Part of a data file
>>>

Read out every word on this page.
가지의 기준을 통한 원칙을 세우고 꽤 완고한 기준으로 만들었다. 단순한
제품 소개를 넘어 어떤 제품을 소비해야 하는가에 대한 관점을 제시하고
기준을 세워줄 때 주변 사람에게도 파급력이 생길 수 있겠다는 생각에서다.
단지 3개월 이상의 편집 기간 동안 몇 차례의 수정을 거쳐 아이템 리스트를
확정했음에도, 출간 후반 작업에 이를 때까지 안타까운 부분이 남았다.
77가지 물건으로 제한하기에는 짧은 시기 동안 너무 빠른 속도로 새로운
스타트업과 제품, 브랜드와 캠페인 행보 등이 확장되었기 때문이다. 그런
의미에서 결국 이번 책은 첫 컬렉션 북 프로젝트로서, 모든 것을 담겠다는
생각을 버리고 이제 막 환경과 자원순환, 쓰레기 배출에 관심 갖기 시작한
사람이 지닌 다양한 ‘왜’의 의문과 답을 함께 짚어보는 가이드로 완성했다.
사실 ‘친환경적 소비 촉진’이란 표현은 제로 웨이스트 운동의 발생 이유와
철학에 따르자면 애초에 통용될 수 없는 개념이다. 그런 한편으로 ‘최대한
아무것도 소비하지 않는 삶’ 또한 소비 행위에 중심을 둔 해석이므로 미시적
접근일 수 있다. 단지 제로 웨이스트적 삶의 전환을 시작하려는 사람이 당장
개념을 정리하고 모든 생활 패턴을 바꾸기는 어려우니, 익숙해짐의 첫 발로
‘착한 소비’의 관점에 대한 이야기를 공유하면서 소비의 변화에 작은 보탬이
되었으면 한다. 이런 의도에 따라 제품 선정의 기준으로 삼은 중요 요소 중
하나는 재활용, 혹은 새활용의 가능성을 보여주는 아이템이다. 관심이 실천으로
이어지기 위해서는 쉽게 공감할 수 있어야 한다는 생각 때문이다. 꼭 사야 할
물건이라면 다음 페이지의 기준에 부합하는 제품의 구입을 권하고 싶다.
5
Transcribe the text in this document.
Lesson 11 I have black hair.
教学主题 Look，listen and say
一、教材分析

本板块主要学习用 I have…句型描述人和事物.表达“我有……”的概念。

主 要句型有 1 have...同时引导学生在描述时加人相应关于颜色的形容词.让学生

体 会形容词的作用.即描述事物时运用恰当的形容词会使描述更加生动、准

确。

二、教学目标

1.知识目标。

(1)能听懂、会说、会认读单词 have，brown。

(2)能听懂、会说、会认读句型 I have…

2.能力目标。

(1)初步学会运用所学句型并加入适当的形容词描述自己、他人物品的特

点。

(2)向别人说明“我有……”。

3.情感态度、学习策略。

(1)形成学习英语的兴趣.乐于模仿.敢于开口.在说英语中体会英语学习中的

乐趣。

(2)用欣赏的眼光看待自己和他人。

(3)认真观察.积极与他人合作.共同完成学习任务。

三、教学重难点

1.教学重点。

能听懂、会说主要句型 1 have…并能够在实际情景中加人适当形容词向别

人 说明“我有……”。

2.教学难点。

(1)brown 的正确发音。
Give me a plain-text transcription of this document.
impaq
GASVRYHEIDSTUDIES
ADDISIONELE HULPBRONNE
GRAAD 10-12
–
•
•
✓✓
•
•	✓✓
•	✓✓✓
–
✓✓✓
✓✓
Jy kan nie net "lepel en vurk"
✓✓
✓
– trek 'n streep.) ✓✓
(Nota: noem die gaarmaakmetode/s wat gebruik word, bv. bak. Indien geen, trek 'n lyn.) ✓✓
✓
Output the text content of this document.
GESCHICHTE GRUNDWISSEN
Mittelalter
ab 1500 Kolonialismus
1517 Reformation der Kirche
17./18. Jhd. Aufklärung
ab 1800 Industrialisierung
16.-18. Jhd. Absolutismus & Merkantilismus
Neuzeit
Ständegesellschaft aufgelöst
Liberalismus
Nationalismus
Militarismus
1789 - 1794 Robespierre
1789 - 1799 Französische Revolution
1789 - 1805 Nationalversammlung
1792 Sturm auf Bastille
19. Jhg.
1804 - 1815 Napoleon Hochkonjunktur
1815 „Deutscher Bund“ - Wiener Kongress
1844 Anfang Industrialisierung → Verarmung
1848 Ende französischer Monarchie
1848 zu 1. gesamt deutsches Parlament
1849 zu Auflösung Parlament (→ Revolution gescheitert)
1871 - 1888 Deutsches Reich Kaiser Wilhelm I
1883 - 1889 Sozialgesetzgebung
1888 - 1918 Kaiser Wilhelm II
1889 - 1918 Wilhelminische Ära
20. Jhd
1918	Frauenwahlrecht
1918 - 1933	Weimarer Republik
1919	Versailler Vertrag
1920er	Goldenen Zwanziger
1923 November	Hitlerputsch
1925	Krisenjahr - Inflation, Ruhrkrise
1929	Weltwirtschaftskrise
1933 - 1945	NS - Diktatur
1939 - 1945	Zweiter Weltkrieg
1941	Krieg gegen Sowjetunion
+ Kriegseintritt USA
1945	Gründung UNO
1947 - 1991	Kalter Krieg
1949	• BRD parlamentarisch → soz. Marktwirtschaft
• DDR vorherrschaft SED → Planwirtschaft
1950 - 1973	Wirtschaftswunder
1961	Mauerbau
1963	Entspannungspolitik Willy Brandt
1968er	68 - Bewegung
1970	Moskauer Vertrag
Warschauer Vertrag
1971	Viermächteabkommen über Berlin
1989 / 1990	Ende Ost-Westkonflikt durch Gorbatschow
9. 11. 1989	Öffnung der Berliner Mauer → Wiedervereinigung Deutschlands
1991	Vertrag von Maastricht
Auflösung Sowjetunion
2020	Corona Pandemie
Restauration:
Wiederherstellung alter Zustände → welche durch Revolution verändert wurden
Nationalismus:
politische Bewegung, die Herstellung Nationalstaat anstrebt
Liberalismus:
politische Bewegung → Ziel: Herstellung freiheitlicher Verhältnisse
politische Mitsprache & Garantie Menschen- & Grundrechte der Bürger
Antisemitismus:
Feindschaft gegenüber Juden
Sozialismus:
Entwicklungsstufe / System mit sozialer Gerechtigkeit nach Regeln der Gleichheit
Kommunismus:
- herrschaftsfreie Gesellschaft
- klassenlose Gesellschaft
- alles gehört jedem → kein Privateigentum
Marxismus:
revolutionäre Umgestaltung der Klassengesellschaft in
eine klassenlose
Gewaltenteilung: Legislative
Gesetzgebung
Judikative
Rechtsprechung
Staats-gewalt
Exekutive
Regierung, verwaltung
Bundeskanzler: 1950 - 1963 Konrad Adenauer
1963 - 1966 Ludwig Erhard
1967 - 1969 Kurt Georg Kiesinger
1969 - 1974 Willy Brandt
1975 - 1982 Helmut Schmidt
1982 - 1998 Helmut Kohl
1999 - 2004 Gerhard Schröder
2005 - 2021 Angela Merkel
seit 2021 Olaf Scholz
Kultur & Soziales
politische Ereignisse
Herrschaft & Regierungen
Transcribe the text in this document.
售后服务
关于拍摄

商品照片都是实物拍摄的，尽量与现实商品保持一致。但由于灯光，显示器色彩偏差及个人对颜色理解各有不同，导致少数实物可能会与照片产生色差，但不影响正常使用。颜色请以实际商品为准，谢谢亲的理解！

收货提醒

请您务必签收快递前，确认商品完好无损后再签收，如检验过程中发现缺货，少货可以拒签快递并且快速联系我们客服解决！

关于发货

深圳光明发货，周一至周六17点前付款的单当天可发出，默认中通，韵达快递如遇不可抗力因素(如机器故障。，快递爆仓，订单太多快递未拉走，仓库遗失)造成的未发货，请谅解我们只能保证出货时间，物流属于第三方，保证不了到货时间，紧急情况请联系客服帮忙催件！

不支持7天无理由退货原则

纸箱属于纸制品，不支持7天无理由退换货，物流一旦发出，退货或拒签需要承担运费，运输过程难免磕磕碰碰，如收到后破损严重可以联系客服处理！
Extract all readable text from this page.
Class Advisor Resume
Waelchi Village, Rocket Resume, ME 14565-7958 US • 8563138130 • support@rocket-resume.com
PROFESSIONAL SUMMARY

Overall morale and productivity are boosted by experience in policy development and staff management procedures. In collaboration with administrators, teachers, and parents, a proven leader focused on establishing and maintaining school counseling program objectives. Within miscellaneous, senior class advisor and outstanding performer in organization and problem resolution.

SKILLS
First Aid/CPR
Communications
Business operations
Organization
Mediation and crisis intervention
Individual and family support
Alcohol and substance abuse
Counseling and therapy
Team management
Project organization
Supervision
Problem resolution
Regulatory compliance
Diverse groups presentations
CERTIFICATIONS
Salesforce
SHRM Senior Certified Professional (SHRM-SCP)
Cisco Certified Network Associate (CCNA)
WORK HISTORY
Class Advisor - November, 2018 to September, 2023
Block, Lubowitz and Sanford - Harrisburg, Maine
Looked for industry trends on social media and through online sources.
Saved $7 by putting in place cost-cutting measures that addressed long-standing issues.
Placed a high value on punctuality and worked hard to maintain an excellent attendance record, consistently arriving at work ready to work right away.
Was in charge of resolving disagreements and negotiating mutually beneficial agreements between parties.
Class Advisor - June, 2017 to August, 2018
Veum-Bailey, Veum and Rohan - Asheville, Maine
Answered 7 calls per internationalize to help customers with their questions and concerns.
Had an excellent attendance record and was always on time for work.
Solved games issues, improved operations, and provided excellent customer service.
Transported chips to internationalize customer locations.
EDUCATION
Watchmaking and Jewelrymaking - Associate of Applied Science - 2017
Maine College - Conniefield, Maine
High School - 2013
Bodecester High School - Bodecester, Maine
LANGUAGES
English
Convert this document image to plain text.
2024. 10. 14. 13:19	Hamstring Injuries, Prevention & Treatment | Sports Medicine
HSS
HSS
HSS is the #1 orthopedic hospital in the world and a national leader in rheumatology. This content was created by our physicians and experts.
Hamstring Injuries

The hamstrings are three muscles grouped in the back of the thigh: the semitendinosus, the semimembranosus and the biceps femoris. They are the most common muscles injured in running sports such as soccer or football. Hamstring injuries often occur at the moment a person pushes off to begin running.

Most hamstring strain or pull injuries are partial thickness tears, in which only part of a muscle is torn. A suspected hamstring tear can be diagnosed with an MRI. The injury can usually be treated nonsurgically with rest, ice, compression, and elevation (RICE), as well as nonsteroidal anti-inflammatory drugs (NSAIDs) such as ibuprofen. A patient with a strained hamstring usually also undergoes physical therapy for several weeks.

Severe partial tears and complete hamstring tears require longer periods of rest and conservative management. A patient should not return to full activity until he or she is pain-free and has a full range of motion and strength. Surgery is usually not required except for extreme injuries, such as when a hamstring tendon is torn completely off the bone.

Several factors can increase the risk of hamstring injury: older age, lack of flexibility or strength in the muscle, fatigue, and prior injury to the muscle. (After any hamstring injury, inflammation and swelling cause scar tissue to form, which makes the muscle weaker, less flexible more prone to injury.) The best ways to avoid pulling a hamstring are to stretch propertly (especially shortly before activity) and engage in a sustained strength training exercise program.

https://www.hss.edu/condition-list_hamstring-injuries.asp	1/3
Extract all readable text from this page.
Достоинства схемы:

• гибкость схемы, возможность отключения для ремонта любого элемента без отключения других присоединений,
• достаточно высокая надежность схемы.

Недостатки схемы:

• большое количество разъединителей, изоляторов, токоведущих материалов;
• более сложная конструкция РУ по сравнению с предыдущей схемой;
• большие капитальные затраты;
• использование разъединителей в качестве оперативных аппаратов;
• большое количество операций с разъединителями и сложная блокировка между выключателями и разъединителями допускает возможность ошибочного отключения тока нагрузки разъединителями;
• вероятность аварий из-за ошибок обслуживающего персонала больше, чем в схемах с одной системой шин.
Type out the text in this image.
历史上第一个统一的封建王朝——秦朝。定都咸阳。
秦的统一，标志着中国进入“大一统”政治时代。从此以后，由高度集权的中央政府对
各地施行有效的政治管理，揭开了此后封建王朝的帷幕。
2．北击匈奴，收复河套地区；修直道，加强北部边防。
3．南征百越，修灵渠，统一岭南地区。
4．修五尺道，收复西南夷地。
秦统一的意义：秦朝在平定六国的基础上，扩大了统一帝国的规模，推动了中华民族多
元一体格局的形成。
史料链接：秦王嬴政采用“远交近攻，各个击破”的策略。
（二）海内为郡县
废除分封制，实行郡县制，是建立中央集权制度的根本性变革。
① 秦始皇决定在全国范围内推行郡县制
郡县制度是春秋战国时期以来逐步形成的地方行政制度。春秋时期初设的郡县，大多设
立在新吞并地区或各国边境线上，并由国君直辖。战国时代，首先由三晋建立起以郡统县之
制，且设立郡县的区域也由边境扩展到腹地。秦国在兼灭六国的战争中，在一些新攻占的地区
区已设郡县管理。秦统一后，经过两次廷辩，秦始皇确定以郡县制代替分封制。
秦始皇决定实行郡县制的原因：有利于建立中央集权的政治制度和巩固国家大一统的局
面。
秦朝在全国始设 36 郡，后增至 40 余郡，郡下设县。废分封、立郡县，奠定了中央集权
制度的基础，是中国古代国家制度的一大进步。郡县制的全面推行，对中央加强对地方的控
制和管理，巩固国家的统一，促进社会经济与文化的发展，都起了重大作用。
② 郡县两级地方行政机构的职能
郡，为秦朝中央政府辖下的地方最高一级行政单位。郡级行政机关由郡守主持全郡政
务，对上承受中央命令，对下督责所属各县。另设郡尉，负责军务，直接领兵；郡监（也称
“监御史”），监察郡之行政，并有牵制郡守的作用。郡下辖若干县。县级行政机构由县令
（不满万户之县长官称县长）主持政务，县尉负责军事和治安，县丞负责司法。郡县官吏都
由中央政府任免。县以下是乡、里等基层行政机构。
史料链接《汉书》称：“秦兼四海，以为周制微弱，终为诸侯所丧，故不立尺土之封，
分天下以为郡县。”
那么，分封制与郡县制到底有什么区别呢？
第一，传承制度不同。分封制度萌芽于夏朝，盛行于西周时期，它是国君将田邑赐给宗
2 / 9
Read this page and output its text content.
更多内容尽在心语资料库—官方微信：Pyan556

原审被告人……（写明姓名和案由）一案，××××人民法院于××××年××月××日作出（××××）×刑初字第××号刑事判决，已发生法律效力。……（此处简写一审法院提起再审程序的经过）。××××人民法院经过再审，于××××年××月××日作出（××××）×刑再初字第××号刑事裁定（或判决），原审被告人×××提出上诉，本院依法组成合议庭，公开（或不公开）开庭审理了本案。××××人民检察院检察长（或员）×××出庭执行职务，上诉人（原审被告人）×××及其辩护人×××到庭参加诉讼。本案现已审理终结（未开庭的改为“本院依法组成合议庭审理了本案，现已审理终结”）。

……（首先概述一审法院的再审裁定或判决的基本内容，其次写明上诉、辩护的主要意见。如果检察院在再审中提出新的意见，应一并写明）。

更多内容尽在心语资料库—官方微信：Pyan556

<<<

Stated goal =
Pick out every line with the string "image" and copy it.

Written solution =
Convert this document image to plain text.
Type out the text in this image.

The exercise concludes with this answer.